■ INSTRUCTIONS TO FOLLOW
Your task is to extract every entry that follows word for word while excluding the pictures.

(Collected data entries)
____

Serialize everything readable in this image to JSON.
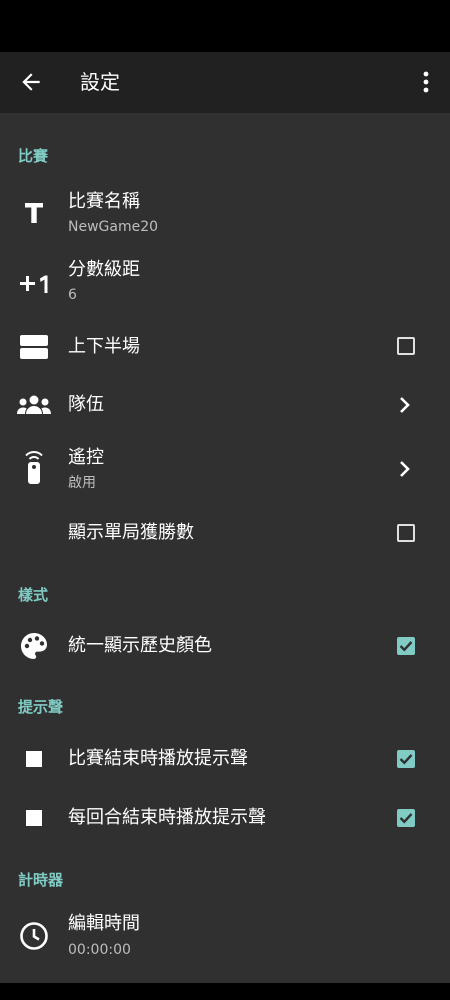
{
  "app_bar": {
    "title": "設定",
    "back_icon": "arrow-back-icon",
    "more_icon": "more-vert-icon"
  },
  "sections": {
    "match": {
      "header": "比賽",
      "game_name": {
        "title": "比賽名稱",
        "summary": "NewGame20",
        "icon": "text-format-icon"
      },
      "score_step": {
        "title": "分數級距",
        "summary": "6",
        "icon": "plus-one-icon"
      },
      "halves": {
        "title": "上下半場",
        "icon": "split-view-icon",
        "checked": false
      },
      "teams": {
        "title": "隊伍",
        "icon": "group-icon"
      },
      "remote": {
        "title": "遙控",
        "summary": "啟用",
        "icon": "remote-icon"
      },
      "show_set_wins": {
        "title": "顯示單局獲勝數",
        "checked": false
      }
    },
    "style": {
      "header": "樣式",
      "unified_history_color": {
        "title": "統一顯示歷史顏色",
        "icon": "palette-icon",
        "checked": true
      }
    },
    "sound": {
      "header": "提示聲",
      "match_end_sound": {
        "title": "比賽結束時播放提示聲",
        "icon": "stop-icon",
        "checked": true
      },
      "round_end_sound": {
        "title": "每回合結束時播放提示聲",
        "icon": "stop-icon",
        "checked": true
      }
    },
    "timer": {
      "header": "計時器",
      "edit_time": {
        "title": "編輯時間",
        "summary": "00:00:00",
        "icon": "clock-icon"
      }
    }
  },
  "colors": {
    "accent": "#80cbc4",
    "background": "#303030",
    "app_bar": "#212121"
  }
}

____

■ ANSWER
Serialize everything readable in this image to JSON.
{
  "app_bar": {
    "title": "設定",
    "back_icon": "arrow-back-icon",
    "more_icon": "more-vert-icon"
  },
  "sections": {
    "match": {
      "header": "比賽",
      "game_name": {
        "title": "比賽名稱",
        "summary": "NewGame20",
        "icon": "text-format-icon"
      },
      "score_step": {
        "title": "分數級距",
        "summary": "6",
        "icon": "plus-one-icon"
      },
      "halves": {
        "title": "上下半場",
        "icon": "split-view-icon",
        "checked": false
      },
      "teams": {
        "title": "隊伍",
        "icon": "group-icon"
      },
      "remote": {
        "title": "遙控",
        "summary": "啟用",
        "icon": "remote-icon"
      },
      "show_set_wins": {
        "title": "顯示單局獲勝數",
        "checked": false
      }
    },
    "style": {
      "header": "樣式",
      "unified_history_color": {
        "title": "統一顯示歷史顏色",
        "icon": "palette-icon",
        "checked": true
      }
    },
    "sound": {
      "header": "提示聲",
      "match_end_sound": {
        "title": "比賽結束時播放提示聲",
        "icon": "stop-icon",
        "checked": true
      },
      "round_end_sound": {
        "title": "每回合結束時播放提示聲",
        "icon": "stop-icon",
        "checked": true
      }
    },
    "timer": {
      "header": "計時器",
      "edit_time": {
        "title": "編輯時間",
        "summary": "00:00:00",
        "icon": "clock-icon"
      }
    }
  },
  "colors": {
    "accent": "#80cbc4",
    "background": "#303030",
    "app_bar": "#212121"
  }
}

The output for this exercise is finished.